* **SCHRIFTLICHE AUFGABE 1**
Welcher TV-Spot war laut dem Textauszug vor ein paar Jahren Blümels liebster?
* **SCHRIFTLICHE AUFGABE 2**
Prüfe anhand des Textauszugs, ob diese Aussagen stimmen. Antworte jeweils mit Ja oder Nein und zitiere die entscheidenden Worte.
(a) Thomas Drozda nahm an der Diskussion im Forum Mozartplatz teil.
(b) Im digitalen Bereich empfindet Blümel Werbung als störend.
(c) Blümel hält eine Zerschlagung des ORF für den richtigen Weg.

"Wir brauchen faire Lösungen"
APA / Roland Schlager
Gernot Blümel, Wiener ÖVP-Obmann und Mediensprecher der Volkspartei.
MARKETING & MEDIA Redaktion 13.09.2017

"Wir brauchen faire Lösungen"

Geplante Podiumsdiskussion "Stiefkinder Werbung & Kreativwirtschaft" im Forum Mozartplatz. ÖVP-Mediensprecher Gernot Blümel über seinen persönlichen Zugang zu Werbung.

WIEN. Birgit Kraft-Kinz lud am heutigen Mittwoch um 8:30 Uhr ins Forum Mozartplatz zur Diskussion zwischen Medienminister Thomas Drozda und ÖVP-Mediensprecher Gernot Blümel. Es sollte über das Thema „Stiefkinder Werbung und Wirtschaft“ diskutiert werden. Zahlreiche Journalisten waren anwesend, doch Drozda sagte im letzten Moment ab. Also wurde daraus ein Interview, das Eva Weissenberger mit Gernot Blümel führte.

Wie ist Blümels persönlicher Zugang zu Werbung? Er ist ein Print-Fan. Da schätzt er Werbung, im digitalen Bereich empfindet er sie als störend. Sein liebster TV-Spot war vor ein paar Jahren der CDU-Spot „Die falsche Wahl“: Eine Frau verlässt ihren Mann, weil sie bei ihm zufällig ein Beitrittsformular zur SPD findet.

Öffentliche Medienfinanzierung ist für Blümel grundsätzlich okay, um einen Ausgleich zu deutschen Medien zu schaffen, die nach Österreich ausstrahlen. Früher sei der öffentlich-rechtliche Auftrag so definiert worden, dass man der Allgemeinheit Zugang zur Information verschaffen solle; heute müsse präzisiert werden, dass diese Information auch "hochwertig" sein muss. Dafür sei Reichweite wichtig - um möglichst viele Personen zu erreichen, nicht zuletzt um Fake News, etc. wieder richtigzustellen. Dementsprechend sei seiner Meinung nach eine Zerschlagung des ORF nicht der richtige Weg. Weissenberger wollte von Blümel auch wissen, warum die ÖVP kontinuierlich eine Kampagne gegen den ORF fährt; Blümel bestritt dies jedoch. Zur Beziehung von Tarek Leitner zu Christian Kern meinte Blümel, es müsse legitim sein, hinterfragen zu dürfen, in welcher Beziehung Interviewer und interviewte Person stünden.
 
"Faire Lösung gegenüber den Privaten"

* **AUFLISTUNG**
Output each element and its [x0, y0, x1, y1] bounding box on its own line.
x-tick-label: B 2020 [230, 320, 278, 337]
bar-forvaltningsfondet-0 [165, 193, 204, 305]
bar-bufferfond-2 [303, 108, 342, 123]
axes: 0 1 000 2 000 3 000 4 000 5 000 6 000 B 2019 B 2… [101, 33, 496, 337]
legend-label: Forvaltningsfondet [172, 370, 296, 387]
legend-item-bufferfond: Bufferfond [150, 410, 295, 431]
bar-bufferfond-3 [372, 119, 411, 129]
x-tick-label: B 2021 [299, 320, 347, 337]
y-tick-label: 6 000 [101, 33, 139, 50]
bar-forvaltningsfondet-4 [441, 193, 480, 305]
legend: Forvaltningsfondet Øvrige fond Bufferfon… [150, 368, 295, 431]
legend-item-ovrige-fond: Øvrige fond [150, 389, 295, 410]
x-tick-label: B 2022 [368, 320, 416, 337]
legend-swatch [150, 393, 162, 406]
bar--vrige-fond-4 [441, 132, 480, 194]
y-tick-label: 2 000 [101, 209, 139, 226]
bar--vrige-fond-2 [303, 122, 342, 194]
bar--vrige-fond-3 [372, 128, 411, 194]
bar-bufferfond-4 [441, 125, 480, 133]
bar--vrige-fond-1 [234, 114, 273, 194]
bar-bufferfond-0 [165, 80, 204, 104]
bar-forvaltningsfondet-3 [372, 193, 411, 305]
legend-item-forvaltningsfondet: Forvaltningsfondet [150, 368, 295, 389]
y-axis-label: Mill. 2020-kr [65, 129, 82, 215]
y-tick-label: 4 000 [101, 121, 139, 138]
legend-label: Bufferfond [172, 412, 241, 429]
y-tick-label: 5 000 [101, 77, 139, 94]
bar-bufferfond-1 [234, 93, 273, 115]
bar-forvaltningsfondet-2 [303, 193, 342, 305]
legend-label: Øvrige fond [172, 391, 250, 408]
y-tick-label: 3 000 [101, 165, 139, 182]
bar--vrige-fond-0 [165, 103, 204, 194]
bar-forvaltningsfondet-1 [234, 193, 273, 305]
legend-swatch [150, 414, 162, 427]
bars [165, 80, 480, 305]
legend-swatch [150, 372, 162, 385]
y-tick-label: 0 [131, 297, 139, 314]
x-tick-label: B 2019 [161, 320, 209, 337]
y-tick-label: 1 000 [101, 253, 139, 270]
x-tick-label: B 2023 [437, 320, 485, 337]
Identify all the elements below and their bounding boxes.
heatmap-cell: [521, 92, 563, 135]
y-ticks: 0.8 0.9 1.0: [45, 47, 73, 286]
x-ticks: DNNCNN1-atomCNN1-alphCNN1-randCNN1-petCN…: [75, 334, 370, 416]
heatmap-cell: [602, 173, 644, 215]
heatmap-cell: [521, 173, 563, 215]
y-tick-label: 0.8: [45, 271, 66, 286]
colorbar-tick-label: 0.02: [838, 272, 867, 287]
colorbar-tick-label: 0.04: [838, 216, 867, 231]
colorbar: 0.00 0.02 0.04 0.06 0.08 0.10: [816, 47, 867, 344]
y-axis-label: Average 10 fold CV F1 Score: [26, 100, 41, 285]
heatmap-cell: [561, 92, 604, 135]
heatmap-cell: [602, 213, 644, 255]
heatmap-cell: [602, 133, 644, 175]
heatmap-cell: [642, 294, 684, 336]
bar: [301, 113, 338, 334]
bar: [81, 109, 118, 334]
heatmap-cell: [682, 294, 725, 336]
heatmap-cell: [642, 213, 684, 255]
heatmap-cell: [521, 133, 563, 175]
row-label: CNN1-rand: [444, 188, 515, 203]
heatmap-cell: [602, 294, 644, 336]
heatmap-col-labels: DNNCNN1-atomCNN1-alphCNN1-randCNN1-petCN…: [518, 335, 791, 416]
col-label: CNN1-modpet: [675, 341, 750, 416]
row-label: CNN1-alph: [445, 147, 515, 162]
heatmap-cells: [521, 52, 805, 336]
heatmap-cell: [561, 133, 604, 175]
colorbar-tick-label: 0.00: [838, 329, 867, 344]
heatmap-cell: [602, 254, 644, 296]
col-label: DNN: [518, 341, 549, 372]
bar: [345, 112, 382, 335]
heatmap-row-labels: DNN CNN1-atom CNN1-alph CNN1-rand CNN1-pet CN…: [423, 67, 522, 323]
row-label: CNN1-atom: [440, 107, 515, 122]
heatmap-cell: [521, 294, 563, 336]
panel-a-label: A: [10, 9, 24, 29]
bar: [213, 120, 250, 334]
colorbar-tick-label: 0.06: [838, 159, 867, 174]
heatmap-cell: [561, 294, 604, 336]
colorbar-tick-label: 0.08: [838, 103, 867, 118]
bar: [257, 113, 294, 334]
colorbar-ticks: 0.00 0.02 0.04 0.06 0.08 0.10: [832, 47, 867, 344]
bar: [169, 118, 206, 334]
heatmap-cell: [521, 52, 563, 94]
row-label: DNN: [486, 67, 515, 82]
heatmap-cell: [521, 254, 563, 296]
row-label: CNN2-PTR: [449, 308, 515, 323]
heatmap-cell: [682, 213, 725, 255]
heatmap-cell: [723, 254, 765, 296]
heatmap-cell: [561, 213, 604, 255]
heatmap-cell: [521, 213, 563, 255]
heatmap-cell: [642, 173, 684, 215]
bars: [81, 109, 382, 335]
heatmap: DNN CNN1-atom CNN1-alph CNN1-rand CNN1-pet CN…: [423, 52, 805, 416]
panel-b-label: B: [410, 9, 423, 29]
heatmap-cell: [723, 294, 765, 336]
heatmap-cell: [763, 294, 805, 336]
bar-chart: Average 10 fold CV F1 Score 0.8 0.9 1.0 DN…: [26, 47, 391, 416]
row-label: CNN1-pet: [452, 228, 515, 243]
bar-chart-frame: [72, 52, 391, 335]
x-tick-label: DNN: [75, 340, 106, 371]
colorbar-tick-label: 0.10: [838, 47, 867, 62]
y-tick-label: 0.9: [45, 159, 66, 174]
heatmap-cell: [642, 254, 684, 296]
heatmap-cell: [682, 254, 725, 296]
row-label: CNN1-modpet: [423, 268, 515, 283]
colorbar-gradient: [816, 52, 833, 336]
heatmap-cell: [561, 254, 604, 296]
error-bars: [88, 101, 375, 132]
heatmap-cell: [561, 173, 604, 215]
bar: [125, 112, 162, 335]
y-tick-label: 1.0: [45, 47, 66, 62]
==
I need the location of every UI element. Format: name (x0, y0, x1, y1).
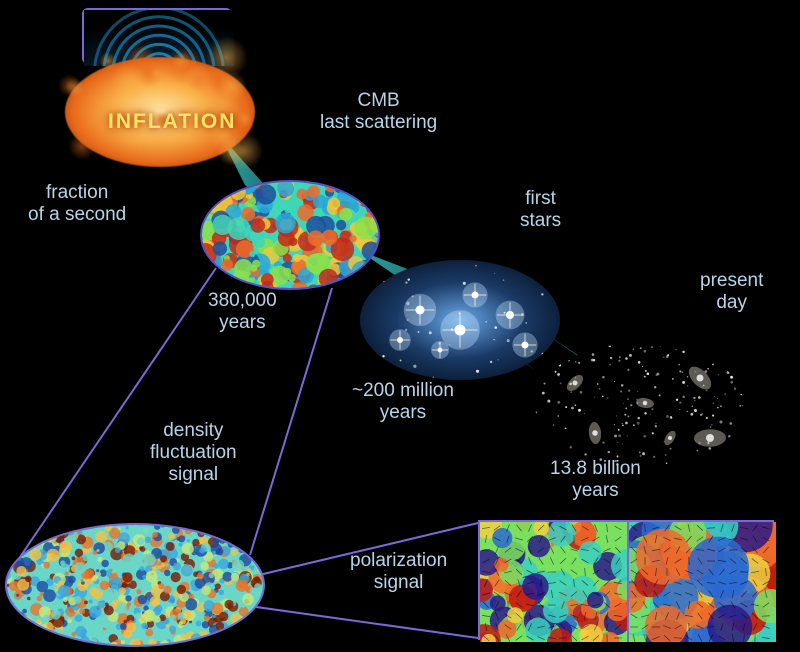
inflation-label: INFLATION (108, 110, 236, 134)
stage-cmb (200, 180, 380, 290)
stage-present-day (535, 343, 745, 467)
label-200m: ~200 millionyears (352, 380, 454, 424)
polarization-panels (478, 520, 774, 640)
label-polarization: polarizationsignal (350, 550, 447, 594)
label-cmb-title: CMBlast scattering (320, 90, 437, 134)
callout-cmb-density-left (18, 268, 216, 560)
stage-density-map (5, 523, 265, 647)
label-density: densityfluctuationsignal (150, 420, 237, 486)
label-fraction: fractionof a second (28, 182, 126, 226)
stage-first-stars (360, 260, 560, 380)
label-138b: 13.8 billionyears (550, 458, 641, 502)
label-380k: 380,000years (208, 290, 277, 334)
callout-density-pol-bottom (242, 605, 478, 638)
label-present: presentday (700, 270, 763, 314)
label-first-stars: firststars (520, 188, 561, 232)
==
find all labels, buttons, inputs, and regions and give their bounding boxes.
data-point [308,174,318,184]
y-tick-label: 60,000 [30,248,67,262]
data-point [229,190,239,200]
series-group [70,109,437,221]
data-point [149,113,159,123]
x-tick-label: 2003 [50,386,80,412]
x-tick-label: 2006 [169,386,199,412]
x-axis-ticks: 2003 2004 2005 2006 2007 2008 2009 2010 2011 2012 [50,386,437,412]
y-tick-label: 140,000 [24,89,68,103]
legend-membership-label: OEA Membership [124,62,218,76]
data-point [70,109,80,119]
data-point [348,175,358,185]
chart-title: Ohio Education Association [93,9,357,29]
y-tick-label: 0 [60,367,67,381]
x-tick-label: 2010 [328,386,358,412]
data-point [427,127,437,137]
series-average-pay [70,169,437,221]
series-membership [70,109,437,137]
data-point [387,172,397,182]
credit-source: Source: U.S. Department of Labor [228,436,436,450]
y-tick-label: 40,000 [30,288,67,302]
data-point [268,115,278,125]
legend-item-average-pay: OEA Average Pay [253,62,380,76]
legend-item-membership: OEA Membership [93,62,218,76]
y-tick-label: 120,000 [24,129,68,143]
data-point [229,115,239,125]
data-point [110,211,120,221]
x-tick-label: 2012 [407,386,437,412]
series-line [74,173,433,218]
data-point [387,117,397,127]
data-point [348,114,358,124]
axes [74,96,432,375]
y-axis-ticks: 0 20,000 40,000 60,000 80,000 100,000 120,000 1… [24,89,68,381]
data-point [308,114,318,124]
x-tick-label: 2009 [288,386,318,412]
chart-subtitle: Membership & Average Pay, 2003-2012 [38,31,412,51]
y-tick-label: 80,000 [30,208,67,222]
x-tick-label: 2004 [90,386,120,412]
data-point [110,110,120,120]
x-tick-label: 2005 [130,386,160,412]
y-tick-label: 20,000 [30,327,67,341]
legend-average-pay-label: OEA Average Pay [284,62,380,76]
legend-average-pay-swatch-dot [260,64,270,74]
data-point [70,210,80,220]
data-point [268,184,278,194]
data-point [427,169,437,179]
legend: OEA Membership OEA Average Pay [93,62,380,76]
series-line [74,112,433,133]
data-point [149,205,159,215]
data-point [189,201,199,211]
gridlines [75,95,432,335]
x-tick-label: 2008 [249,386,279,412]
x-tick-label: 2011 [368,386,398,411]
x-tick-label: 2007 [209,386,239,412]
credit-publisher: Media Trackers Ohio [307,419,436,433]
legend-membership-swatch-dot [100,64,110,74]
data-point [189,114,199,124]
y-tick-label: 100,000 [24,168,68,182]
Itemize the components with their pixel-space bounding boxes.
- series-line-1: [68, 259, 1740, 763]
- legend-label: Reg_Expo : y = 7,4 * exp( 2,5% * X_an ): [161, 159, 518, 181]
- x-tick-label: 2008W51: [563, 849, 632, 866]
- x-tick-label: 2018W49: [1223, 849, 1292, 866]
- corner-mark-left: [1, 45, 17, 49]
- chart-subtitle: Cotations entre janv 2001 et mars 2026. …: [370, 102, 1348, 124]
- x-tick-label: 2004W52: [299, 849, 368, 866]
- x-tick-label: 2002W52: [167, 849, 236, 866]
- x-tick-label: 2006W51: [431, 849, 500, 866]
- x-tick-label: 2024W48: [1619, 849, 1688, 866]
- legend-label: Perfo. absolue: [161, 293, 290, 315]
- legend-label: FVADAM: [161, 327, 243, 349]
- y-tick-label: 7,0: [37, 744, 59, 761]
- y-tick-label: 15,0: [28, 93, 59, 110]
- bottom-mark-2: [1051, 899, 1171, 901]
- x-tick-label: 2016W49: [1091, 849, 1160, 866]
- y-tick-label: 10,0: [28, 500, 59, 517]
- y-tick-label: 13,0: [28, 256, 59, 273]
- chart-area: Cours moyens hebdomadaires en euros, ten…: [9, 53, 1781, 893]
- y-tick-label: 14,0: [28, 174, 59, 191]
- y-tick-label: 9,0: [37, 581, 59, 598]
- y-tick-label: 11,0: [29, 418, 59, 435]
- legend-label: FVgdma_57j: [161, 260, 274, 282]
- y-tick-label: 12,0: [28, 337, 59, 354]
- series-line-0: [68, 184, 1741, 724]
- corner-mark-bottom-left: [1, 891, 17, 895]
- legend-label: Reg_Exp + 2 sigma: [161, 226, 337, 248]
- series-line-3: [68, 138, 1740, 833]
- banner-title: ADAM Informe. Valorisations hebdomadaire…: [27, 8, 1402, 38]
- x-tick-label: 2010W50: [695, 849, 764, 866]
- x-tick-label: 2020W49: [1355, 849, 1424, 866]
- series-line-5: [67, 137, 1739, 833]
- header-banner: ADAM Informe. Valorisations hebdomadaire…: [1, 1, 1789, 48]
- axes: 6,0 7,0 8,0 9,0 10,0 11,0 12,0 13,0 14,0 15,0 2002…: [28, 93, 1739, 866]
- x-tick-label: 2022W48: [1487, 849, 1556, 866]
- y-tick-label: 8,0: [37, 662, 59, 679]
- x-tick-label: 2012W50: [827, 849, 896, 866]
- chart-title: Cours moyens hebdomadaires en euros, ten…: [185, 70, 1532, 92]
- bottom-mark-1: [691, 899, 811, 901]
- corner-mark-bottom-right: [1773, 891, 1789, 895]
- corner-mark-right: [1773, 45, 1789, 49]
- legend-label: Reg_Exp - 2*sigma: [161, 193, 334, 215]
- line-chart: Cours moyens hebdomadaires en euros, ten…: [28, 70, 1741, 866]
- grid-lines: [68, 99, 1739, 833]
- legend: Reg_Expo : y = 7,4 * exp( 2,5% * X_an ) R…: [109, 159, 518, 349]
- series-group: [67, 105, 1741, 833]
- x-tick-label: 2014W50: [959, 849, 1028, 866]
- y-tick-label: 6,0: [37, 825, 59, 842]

* **SCHRIFTLICHE ANTWORT 1**
Der CDU-Spot „Die falsche Wahl“.

* **SCHRIFTLICHE ANTWORT 2**
(a) Nein: „doch Drozda sagte im letzten Moment ab“
(b) Ja: „im digitalen Bereich empfindet er sie als störend“
(c) Nein: „sei seiner Meinung nach eine Zerschlagung des ORF nicht der richtige Weg“